▸ Goal: From the listing below, pull out every line where the string "JSON" appears.

## start

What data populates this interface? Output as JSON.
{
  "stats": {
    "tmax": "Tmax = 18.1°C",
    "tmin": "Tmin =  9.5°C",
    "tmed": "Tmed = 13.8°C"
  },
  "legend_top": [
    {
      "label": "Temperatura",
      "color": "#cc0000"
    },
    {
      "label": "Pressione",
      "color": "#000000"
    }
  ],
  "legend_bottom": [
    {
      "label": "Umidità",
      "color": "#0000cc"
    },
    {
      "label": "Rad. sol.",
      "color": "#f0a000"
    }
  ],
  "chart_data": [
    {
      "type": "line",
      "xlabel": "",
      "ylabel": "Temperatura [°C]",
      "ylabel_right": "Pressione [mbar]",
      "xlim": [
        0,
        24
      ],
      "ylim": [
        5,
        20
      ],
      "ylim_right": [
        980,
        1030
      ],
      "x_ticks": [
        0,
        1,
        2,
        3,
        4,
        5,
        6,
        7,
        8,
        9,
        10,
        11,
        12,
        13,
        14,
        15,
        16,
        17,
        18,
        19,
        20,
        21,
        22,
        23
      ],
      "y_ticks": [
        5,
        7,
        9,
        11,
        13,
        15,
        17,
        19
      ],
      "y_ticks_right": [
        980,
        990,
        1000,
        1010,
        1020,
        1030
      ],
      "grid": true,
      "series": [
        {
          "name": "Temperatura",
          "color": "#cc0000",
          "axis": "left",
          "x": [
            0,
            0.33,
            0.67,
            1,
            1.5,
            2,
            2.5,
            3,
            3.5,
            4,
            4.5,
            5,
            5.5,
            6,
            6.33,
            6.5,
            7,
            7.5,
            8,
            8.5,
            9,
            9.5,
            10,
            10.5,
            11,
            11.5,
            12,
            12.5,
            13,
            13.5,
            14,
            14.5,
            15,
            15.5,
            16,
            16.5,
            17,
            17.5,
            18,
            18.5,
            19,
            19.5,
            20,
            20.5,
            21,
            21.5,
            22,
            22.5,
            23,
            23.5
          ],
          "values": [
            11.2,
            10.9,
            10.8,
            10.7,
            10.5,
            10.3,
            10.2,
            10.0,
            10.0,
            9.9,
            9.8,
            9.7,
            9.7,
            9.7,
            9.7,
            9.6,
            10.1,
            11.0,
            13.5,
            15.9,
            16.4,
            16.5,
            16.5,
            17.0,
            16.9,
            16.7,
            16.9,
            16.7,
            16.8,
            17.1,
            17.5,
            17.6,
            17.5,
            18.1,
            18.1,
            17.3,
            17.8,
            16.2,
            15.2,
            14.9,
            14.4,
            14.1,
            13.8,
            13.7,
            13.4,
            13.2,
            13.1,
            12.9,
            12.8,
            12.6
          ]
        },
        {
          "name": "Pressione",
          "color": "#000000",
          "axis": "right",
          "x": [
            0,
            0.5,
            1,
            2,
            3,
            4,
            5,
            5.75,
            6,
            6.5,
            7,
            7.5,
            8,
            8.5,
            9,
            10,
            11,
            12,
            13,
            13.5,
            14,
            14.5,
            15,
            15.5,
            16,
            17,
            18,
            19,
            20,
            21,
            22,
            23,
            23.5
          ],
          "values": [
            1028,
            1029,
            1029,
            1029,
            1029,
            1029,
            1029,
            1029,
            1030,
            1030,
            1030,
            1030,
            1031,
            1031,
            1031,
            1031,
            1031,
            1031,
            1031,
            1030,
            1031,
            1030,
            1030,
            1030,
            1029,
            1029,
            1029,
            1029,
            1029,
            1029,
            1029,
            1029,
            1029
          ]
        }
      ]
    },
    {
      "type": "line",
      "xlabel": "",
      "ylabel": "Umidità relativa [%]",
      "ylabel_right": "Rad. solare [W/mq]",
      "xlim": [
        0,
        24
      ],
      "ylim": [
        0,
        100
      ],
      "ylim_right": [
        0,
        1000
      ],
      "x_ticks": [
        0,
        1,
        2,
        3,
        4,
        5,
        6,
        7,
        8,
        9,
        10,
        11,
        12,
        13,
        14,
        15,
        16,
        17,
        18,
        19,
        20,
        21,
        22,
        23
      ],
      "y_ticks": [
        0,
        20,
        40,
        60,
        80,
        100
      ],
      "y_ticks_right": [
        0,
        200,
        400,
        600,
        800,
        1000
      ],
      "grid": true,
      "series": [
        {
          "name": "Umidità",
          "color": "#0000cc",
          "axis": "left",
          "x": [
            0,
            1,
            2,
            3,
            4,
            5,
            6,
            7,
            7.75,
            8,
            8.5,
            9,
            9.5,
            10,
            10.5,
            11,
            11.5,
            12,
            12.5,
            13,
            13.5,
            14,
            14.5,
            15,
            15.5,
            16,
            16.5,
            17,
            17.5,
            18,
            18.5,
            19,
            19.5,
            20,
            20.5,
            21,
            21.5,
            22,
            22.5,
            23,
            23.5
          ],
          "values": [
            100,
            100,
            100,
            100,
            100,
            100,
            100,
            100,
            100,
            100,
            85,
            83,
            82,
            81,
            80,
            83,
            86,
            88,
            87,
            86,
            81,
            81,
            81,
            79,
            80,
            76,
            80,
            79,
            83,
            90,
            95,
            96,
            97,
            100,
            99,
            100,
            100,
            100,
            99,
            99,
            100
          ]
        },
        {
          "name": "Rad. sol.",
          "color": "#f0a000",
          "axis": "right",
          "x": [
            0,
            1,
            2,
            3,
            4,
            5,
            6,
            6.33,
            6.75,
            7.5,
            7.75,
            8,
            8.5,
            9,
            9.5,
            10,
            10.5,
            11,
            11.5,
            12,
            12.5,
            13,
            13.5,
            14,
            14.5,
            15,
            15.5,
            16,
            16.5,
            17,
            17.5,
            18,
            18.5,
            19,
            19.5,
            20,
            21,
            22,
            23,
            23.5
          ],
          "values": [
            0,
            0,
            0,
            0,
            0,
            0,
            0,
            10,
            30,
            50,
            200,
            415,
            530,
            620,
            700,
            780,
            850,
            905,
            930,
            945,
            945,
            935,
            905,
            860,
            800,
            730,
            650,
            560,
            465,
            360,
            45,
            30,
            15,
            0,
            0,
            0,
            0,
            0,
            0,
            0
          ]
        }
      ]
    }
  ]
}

## end
## start

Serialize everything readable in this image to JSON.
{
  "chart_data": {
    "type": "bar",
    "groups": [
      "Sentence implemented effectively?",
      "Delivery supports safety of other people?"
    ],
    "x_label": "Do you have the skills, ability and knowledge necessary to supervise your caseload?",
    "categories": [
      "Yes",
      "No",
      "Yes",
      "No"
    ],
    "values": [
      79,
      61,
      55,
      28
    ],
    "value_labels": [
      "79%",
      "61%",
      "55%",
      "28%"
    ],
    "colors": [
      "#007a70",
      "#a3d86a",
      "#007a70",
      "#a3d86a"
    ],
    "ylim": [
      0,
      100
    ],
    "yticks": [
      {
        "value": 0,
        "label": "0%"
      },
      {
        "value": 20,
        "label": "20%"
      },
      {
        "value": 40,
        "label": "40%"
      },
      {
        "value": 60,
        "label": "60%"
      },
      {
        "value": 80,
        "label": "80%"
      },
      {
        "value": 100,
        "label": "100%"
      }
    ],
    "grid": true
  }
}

## end

▸ Exercise solution:
What data populates this interface? Output as JSON.
Serialize everything readable in this image to JSON.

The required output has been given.